**SUPPLIED MATERIAL**
________________________________________
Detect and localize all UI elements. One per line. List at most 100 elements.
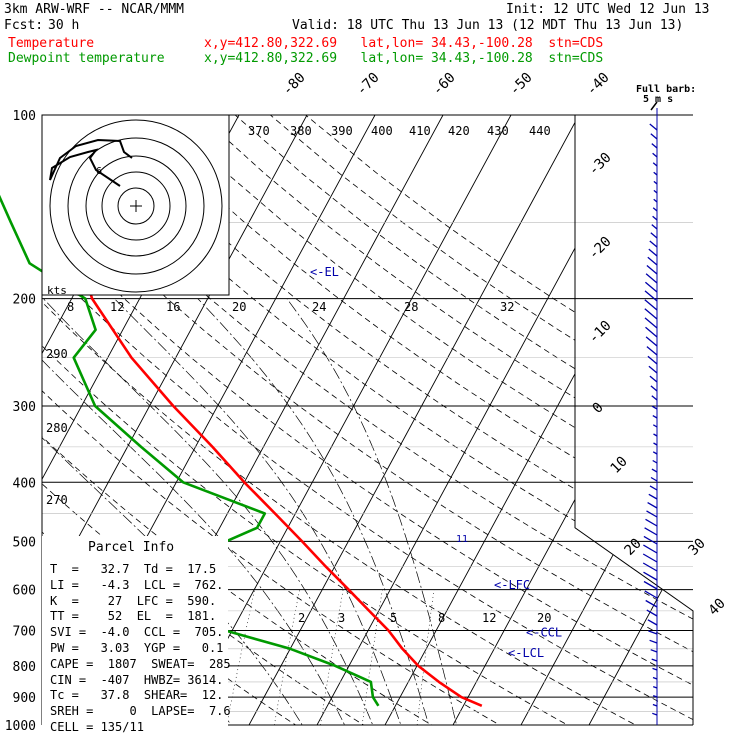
wind-barb [652,207,658,212]
theta-label: 410 [409,124,431,138]
wind-barb [645,599,658,608]
isotherm-label: -30 [586,150,615,179]
theta-label: 430 [487,124,509,138]
isotherm-line [445,115,693,725]
wind-barb [644,308,658,320]
dry-adiabat [199,115,693,725]
wind-barb [648,630,658,635]
mixing-ratio-label: 2 [298,611,305,625]
wind-barb [647,256,658,266]
parcel-info-row: CELL = 135/11 [50,720,144,734]
theta-lower-label: 270 [46,493,68,507]
wind-barb [642,553,658,563]
dry-adiabat [42,115,693,725]
mixing-ratio-line [320,589,344,725]
isotherm-label: -40 [584,70,613,99]
wind-barb [646,265,658,275]
wind-barb [651,224,658,230]
wind-barb [653,189,658,194]
mixing-ratio-line [416,589,435,725]
theta-label: 400 [371,124,393,138]
parcel-info-row: SREH = 0 LAPSE= 7.6 [50,704,231,719]
hodograph-ring [49,119,223,293]
wind-barb [652,415,658,419]
level-annotation: <-CCL [526,625,562,639]
wind-barb [652,215,658,221]
wind-barb [646,609,658,617]
wind-barb [648,248,658,257]
isotherm-label: -60 [430,70,459,99]
hodograph-speed-label: 20 [232,300,246,314]
wind-barb [642,562,658,572]
pressure-tick-label: 900 [13,691,36,706]
dew-legend-info: x,y=412.80,322.69 lat,lon= 34.43,-100.28… [204,51,604,66]
temp-legend-info: x,y=412.80,322.69 lat,lon= 34.43,-100.28… [204,36,604,51]
wind-barb [653,171,658,176]
wind-barb [652,667,658,671]
parcel-info-row: LI = -4.3 LCL = 762. [50,577,224,592]
isotherm-line [42,115,308,725]
wind-barb [644,317,658,329]
theta-label: 390 [331,124,353,138]
wind-barb [651,395,658,401]
wind-barb [652,712,658,716]
theta-label: 440 [529,124,551,138]
model-title: 3km ARW-WRF -- NCAR/MMM [4,2,185,17]
moist-adiabat [43,298,379,725]
mixing-ratio-label: 3 [338,611,345,625]
mixing-ratio-label: 12 [482,611,496,625]
isotherm-line [581,115,693,725]
parcel-info-row: Tc = 37.8 SHEAR= 12. [50,688,224,703]
isotherm-line [173,115,512,725]
isotherm-label: -50 [507,70,536,99]
wind-barb [649,123,658,131]
pressure-tick-label: 600 [13,584,36,599]
wind-barb [647,355,658,365]
dry-adiabat [234,115,693,725]
pressure-tick-label: 100 [13,109,36,124]
dry-adiabat [42,115,661,725]
hodograph-speed-label: 28 [404,300,418,314]
parcel-info-row: PW = 3.03 YGP = 0.1 [50,641,224,655]
hodograph-speed-label: 24 [312,300,326,314]
hodograph-trace [49,138,133,187]
dry-adiabat [42,115,693,725]
hodograph-ring [85,155,187,257]
init-time: Init: 12 UTC Wed 12 Jun 13 [506,2,710,17]
dry-adiabat [42,115,693,725]
wind-barb [648,365,658,374]
parcel-info-row: T = 32.7 Td = 17.5 [50,562,217,576]
isotherm-line [309,115,648,725]
moist-adiabat [286,298,460,725]
wind-barb [652,459,658,464]
hodograph-ring [67,137,205,275]
fcst-value: 30 h [48,18,80,33]
mixing-ratio-label: 5 [390,611,397,625]
dry-adiabat [42,115,454,725]
wind-barb [643,544,658,554]
isotherm-line [513,115,693,725]
isotherm-label: 40 [706,596,729,619]
pressure-tick-label: 400 [13,476,36,491]
wind-barb [652,451,658,455]
parcel-info-row: CIN = -407 HWBZ= 3614. [50,672,224,687]
isotherm-label: 10 [608,454,631,477]
hodograph-speed-label: 32 [500,300,514,314]
wind-barb [644,281,658,293]
level-annotation: <-LCL [508,646,544,660]
theta-label: 420 [448,124,470,138]
dry-adiabat [305,115,693,725]
wind-barb [645,518,658,527]
mixing-ratio-line [226,589,255,725]
wind-barb [653,442,658,446]
isotherm-label: -70 [354,70,383,99]
dew-legend-label: Dewpoint temperature [8,51,165,66]
isotherm-label: -10 [586,318,615,347]
wind-barb [651,405,658,410]
mixing-ratio-line [274,589,300,725]
wind-barb [652,694,658,698]
isotherm-line [241,115,580,725]
wind-barb [644,527,658,536]
hodograph: 6 [41,114,230,296]
wind-barb [653,198,658,203]
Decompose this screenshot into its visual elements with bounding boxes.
________________________________________
Reproduce every line of the entries above word for word, leaving out the pictures.

Detect and localize all UI elements. One per line. List at most 100 elements.
wind-barb [652,207,658,212]
theta-label: 410 [409,124,431,138]
wind-barb [645,599,658,608]
isotherm-label: -30 [586,150,615,179]
theta-label: 430 [487,124,509,138]
isotherm-line [445,115,693,725]
wind-barb [644,308,658,320]
dry-adiabat [199,115,693,725]
wind-barb [648,630,658,635]
mixing-ratio-label: 2 [298,611,305,625]
wind-barb [647,256,658,266]
parcel-info-row: CELL = 135/11 [50,720,144,734]
theta-lower-label: 270 [46,493,68,507]
wind-barb [642,553,658,563]
dry-adiabat [42,115,693,725]
mixing-ratio-line [320,589,344,725]
isotherm-label: -40 [584,70,613,99]
wind-barb [646,265,658,275]
wind-barb [651,224,658,230]
wind-barb [653,189,658,194]
mixing-ratio-line [416,589,435,725]
theta-label: 400 [371,124,393,138]
parcel-info-row: SREH = 0 LAPSE= 7.6 [50,704,231,719]
hodograph-ring [49,119,223,293]
wind-barb [652,415,658,419]
level-annotation: <-CCL [526,625,562,639]
wind-barb [652,215,658,221]
wind-barb [646,609,658,617]
wind-barb [648,248,658,257]
isotherm-label: -60 [430,70,459,99]
hodograph-speed-label: 20 [232,300,246,314]
wind-barb [642,562,658,572]
pressure-tick-label: 900 [13,691,36,706]
dew-legend-info: x,y=412.80,322.69 lat,lon= 34.43,-100.28… [204,51,604,66]
temp-legend-info: x,y=412.80,322.69 lat,lon= 34.43,-100.28… [204,36,604,51]
wind-barb [653,171,658,176]
wind-barb [652,667,658,671]
parcel-info-row: LI = -4.3 LCL = 762. [50,577,224,592]
isotherm-line [42,115,308,725]
wind-barb [644,317,658,329]
theta-label: 390 [331,124,353,138]
wind-barb [651,395,658,401]
wind-barb [652,712,658,716]
theta-label: 440 [529,124,551,138]
model-title: 3km ARW-WRF -- NCAR/MMM [4,2,185,17]
moist-adiabat [43,298,379,725]
mixing-ratio-label: 3 [338,611,345,625]
mixing-ratio-label: 12 [482,611,496,625]
isotherm-line [581,115,693,725]
parcel-info-row: Tc = 37.8 SHEAR= 12. [50,688,224,703]
isotherm-line [173,115,512,725]
isotherm-label: -50 [507,70,536,99]
wind-barb [649,123,658,131]
pressure-tick-label: 600 [13,584,36,599]
wind-barb [647,355,658,365]
dry-adiabat [234,115,693,725]
pressure-tick-label: 100 [13,109,36,124]
dry-adiabat [42,115,661,725]
hodograph-speed-label: 28 [404,300,418,314]
parcel-info-row: PW = 3.03 YGP = 0.1 [50,641,224,655]
hodograph-speed-label: 24 [312,300,326,314]
hodograph-trace [49,138,133,187]
dry-adiabat [42,115,693,725]
hodograph-ring [85,155,187,257]
init-time: Init: 12 UTC Wed 12 Jun 13 [506,2,710,17]
dry-adiabat [42,115,693,725]
wind-barb [648,365,658,374]
parcel-info-row: T = 32.7 Td = 17.5 [50,562,217,576]
isotherm-line [309,115,648,725]
moist-adiabat [286,298,460,725]
wind-barb [652,459,658,464]
hodograph-ring [67,137,205,275]
fcst-value: 30 h [48,18,80,33]
mixing-ratio-label: 5 [390,611,397,625]
dry-adiabat [42,115,454,725]
wind-barb [643,544,658,554]
isotherm-line [513,115,693,725]
isotherm-label: 40 [706,596,729,619]
pressure-tick-label: 400 [13,476,36,491]
wind-barb [652,451,658,455]
parcel-info-row: CIN = -407 HWBZ= 3614. [50,672,224,687]
isotherm-label: 10 [608,454,631,477]
hodograph-speed-label: 32 [500,300,514,314]
wind-barb [644,281,658,293]
level-annotation: <-LCL [508,646,544,660]
theta-label: 420 [448,124,470,138]
dry-adiabat [305,115,693,725]
wind-barb [645,518,658,527]
mixing-ratio-line [226,589,255,725]
wind-barb [653,442,658,446]
isotherm-label: -70 [354,70,383,99]
dew-legend-label: Dewpoint temperature [8,51,165,66]
isotherm-label: -10 [586,318,615,347]
wind-barb [651,405,658,410]
mixing-ratio-line [274,589,300,725]
wind-barb [652,694,658,698]
isotherm-line [241,115,580,725]
wind-barb [644,527,658,536]
hodograph: 6 [41,114,230,296]
wind-barb [653,198,658,203]
Decompose this screenshot into its visual elements with bounding boxes.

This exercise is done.